== EXERCISE DIRECTIONS ==
Go through the entries below and collect each line with the string "JSON" in it.

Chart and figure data
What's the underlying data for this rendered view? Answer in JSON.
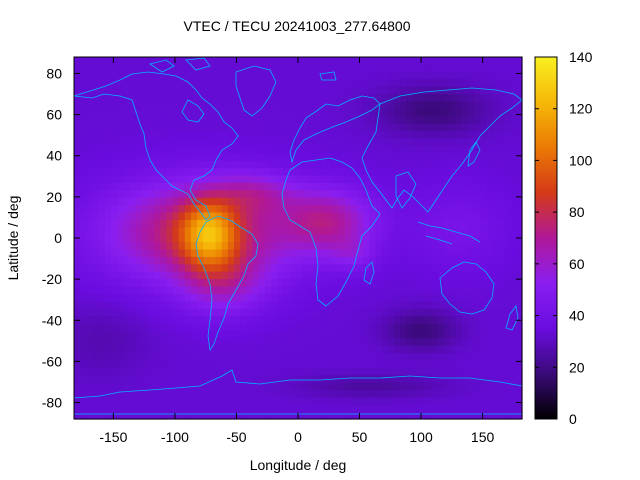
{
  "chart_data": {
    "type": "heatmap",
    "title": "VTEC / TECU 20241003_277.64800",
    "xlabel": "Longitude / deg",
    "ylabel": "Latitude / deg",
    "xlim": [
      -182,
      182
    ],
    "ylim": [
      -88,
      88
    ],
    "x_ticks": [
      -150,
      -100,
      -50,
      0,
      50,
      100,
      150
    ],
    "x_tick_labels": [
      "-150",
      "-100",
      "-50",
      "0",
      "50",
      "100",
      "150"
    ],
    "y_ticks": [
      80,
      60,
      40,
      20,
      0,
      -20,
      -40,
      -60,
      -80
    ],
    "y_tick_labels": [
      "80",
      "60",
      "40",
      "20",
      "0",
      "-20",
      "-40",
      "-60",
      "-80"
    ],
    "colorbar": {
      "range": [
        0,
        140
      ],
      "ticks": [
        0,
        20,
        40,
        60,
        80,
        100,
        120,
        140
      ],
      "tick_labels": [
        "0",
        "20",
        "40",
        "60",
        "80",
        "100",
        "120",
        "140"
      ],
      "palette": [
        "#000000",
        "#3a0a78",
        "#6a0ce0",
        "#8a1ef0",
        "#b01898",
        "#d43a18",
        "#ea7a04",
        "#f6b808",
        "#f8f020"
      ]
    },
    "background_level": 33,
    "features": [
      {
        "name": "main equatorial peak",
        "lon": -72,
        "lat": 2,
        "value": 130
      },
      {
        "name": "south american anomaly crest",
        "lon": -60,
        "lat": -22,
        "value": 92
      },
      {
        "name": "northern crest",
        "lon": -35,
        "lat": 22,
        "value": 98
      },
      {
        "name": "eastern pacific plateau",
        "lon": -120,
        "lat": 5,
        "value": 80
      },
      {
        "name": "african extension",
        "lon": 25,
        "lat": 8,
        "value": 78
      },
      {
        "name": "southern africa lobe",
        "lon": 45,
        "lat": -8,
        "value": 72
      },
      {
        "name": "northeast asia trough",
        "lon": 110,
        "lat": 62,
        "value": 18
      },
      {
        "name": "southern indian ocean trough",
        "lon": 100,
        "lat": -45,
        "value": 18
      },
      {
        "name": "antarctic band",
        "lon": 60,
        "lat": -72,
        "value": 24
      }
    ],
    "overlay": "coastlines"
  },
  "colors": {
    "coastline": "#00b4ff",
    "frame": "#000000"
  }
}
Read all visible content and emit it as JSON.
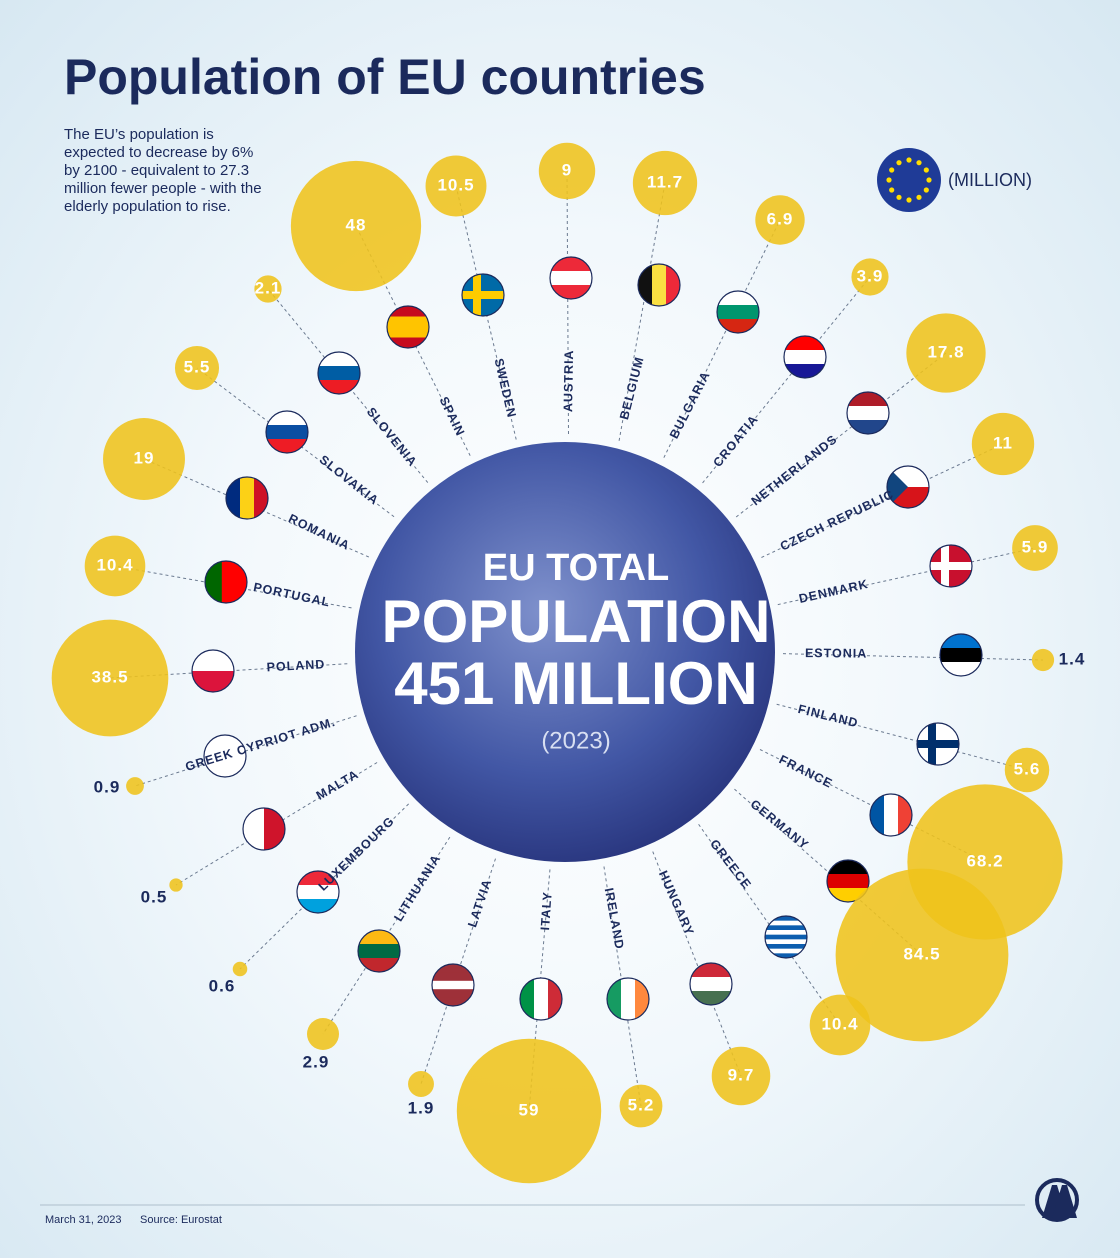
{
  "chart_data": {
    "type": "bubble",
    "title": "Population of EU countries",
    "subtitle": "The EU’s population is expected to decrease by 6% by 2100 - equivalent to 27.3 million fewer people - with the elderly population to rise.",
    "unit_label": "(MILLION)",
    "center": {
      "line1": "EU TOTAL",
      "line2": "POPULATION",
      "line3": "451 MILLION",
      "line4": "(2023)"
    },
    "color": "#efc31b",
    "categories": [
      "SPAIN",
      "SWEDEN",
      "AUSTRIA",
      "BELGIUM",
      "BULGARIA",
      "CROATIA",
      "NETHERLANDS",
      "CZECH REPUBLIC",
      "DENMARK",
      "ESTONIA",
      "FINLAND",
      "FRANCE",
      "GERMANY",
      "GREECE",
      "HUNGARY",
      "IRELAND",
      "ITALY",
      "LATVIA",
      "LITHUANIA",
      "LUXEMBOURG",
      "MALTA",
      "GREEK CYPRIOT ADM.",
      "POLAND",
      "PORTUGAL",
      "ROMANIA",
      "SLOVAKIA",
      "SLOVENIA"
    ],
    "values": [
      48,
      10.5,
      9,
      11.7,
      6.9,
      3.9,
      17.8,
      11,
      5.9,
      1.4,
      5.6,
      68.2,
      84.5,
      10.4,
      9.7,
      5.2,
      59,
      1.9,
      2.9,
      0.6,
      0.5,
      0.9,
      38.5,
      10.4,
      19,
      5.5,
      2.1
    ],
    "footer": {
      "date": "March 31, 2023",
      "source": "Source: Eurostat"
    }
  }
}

==

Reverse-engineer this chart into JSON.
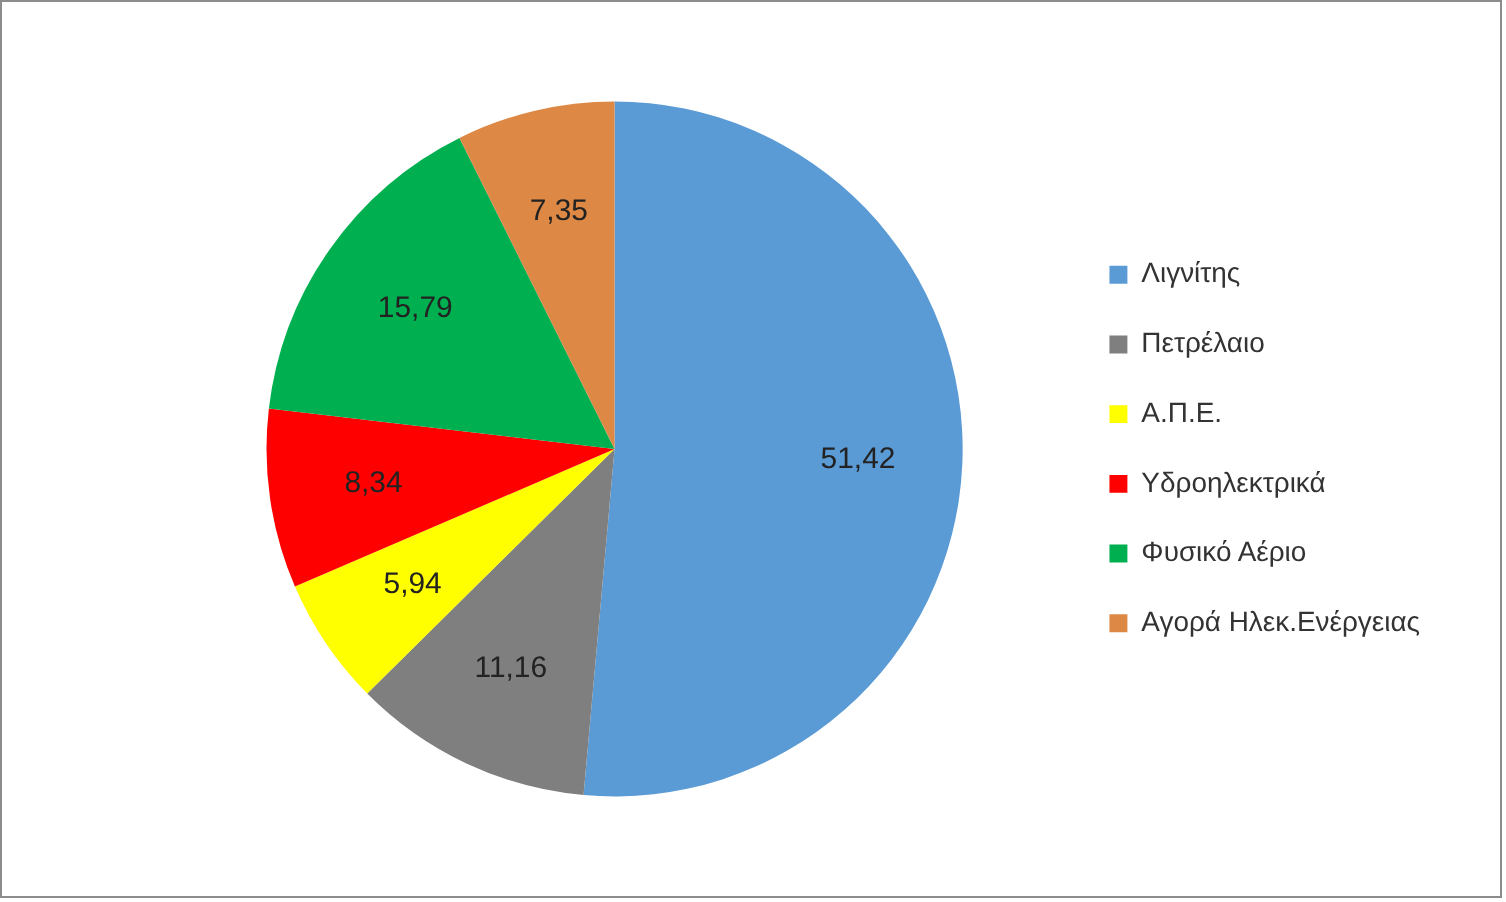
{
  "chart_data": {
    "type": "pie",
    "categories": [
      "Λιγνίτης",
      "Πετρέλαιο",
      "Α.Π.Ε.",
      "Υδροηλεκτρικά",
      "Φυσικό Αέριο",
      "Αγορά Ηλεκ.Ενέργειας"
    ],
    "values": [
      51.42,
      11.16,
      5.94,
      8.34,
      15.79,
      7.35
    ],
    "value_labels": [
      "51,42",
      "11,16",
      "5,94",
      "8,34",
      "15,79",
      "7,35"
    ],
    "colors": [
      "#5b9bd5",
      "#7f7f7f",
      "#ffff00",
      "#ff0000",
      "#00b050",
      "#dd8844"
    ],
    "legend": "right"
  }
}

== SOLUTION ==
What's the underlying data for this rendered view? Answer in JSON.
Read all visible content and emit it as JSON.
Reverse-engineer this chart into JSON.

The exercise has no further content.